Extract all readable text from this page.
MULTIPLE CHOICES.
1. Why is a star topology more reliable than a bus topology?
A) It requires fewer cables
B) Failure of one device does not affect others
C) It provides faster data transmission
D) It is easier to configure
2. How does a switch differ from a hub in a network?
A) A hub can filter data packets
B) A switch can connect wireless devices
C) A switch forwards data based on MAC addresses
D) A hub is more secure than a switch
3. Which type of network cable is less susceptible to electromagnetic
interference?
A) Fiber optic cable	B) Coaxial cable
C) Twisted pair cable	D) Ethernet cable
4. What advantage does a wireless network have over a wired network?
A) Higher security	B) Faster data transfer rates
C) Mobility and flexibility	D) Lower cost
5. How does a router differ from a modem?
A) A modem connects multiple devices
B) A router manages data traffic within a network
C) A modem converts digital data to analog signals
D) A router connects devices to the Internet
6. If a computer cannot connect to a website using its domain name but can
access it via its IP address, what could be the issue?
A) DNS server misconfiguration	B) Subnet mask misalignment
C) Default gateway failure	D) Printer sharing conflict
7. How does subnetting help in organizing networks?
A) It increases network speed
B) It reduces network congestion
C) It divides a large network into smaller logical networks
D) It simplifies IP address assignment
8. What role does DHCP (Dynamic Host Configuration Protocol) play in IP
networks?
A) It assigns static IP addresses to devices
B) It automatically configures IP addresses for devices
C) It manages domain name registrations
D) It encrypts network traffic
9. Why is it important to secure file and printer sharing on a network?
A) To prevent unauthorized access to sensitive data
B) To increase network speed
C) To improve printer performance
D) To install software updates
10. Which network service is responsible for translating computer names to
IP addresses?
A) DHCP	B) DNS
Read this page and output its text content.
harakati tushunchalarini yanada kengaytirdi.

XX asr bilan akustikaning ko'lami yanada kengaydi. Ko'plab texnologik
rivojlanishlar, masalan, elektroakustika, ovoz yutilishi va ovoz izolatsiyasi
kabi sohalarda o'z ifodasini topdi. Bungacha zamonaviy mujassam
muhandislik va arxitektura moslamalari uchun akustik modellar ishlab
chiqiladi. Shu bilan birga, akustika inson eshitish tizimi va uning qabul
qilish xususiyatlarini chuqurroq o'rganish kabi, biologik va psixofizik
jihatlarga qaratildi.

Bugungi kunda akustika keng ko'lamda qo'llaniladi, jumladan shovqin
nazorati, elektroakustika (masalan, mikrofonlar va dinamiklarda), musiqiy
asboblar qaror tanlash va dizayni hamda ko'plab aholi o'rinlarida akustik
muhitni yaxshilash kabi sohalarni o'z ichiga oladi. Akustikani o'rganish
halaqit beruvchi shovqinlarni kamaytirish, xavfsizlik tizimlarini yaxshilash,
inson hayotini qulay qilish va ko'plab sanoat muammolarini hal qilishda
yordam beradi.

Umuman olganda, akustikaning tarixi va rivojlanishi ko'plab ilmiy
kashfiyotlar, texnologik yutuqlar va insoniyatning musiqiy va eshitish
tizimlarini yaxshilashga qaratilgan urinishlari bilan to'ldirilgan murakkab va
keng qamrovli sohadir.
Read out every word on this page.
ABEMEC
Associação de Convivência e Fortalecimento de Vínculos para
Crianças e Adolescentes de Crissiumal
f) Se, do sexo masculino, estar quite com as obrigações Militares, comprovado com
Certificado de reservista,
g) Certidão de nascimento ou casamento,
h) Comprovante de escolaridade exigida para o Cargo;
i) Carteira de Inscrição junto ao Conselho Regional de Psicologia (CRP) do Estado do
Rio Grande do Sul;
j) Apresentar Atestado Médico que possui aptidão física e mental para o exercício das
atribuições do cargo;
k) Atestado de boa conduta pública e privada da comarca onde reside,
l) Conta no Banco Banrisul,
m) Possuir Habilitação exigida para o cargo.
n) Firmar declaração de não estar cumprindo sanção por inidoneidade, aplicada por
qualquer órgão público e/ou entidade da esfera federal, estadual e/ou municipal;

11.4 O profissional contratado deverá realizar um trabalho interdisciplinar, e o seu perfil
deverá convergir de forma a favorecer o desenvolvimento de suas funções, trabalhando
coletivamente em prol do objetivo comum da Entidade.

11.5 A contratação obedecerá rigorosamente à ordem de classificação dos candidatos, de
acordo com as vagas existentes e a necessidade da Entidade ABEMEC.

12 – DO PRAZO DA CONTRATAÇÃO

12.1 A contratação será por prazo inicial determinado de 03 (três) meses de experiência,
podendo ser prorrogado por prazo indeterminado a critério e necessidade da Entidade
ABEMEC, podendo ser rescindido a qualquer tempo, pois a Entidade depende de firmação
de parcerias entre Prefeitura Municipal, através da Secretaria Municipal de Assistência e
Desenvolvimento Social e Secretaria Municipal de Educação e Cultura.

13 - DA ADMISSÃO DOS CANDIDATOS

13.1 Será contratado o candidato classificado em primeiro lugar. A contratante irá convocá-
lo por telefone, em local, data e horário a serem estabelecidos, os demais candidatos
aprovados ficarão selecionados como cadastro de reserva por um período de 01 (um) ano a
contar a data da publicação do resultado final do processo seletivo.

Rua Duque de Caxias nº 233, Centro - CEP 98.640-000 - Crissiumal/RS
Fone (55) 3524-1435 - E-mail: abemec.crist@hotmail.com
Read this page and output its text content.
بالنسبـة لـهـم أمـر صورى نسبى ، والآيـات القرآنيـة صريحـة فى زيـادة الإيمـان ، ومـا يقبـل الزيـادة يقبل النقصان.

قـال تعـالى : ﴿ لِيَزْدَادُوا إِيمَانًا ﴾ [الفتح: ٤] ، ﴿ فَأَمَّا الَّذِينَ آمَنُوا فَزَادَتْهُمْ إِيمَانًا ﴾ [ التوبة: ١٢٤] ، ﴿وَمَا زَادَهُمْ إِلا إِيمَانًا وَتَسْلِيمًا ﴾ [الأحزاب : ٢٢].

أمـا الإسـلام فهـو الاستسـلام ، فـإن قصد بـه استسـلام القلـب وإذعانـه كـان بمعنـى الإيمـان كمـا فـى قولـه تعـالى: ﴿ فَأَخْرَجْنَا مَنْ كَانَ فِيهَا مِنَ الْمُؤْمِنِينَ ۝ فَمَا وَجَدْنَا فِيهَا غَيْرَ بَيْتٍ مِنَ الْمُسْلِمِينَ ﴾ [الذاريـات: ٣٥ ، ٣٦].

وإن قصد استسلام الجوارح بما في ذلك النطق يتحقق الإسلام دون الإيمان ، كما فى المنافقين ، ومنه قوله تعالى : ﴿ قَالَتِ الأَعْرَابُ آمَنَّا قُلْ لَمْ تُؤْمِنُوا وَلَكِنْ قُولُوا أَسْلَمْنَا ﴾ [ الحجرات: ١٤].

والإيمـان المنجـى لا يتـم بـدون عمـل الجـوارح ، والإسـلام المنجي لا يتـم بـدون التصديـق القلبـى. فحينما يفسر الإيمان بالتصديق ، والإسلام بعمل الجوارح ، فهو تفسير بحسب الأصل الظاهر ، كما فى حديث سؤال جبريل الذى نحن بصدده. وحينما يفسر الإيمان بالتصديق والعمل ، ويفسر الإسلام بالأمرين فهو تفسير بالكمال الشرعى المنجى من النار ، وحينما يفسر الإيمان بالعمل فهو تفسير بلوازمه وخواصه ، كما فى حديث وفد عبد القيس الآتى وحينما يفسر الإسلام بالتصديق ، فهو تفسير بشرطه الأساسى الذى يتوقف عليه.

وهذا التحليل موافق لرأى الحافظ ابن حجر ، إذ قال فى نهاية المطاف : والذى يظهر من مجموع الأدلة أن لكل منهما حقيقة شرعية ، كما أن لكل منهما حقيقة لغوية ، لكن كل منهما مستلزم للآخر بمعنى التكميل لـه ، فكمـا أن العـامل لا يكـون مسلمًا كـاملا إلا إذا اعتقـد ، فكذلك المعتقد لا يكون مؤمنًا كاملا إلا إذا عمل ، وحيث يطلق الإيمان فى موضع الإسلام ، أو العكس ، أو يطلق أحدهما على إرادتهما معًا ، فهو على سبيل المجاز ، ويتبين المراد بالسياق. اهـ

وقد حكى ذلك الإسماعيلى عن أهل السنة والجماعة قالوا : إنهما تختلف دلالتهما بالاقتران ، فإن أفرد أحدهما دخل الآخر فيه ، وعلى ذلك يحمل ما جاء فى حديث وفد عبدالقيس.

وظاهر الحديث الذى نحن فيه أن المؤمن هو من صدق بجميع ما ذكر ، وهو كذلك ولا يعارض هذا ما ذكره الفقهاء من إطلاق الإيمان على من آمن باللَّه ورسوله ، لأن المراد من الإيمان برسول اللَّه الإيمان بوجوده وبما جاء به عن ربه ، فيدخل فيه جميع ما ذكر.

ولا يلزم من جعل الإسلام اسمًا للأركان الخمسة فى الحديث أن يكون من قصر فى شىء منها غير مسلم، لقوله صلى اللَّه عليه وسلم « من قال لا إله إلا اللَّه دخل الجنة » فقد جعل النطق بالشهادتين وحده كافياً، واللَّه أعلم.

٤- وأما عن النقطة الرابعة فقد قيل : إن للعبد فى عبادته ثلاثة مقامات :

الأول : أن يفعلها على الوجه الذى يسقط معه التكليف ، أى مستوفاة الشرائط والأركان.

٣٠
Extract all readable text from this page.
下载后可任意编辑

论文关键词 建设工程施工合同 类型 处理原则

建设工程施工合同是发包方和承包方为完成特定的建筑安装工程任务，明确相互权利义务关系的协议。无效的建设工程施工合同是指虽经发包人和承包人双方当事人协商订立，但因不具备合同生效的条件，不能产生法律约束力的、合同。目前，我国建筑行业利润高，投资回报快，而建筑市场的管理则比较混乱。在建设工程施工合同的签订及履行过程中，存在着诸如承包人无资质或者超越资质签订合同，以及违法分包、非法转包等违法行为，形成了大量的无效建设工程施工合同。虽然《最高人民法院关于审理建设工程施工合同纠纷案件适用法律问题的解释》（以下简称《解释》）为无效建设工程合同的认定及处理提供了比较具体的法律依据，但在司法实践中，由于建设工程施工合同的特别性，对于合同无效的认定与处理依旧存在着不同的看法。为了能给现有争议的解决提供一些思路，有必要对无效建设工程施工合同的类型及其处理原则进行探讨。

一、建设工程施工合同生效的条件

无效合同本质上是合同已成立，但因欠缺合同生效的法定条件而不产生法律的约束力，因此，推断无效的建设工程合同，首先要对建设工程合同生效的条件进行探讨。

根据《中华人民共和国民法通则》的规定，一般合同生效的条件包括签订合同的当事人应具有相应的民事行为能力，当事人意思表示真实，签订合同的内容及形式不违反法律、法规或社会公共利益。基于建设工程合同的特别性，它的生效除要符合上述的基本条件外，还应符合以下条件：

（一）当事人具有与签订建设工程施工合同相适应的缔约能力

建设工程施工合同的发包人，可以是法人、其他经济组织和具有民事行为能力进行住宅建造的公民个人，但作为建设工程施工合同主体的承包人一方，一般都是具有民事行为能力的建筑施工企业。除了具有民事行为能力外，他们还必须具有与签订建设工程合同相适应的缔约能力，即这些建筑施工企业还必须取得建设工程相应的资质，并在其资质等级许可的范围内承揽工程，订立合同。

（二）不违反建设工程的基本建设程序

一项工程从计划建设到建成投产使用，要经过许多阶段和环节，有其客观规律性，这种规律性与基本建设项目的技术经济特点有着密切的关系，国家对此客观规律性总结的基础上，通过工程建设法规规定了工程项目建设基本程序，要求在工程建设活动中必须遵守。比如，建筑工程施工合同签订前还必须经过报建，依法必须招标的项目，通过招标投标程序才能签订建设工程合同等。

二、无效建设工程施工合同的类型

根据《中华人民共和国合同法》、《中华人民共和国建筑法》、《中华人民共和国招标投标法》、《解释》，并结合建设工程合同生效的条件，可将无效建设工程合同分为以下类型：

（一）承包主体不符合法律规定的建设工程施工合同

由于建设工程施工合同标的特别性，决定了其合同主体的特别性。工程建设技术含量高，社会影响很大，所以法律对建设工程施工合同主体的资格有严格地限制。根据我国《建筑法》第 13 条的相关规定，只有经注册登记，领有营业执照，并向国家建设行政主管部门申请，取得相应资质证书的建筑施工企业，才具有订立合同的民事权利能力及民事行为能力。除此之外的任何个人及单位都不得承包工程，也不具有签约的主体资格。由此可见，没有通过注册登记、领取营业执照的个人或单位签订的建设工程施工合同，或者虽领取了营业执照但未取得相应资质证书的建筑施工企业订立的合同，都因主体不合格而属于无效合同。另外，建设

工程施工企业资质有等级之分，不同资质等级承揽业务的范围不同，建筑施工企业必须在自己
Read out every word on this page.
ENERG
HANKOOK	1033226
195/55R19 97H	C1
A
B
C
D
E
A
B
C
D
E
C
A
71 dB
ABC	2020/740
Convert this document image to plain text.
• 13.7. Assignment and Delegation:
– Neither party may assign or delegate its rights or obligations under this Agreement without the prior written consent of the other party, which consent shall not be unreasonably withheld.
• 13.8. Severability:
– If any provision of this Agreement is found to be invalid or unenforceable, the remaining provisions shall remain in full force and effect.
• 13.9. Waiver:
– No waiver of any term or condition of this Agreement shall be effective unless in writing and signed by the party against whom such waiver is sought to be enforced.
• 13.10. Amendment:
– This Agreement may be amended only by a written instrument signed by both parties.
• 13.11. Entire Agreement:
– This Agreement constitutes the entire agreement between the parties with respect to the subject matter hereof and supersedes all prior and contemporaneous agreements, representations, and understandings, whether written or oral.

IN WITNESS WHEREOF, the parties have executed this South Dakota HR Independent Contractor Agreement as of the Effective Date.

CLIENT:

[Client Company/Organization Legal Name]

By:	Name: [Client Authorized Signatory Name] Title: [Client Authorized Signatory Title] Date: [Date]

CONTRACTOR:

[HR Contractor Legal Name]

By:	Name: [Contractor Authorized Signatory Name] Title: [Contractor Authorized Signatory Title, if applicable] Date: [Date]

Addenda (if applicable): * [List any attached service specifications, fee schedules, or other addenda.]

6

•••

Stated problem: Count how many lines in the data above hold the string "masalan", and give the number with no other words.

Solved problem: 2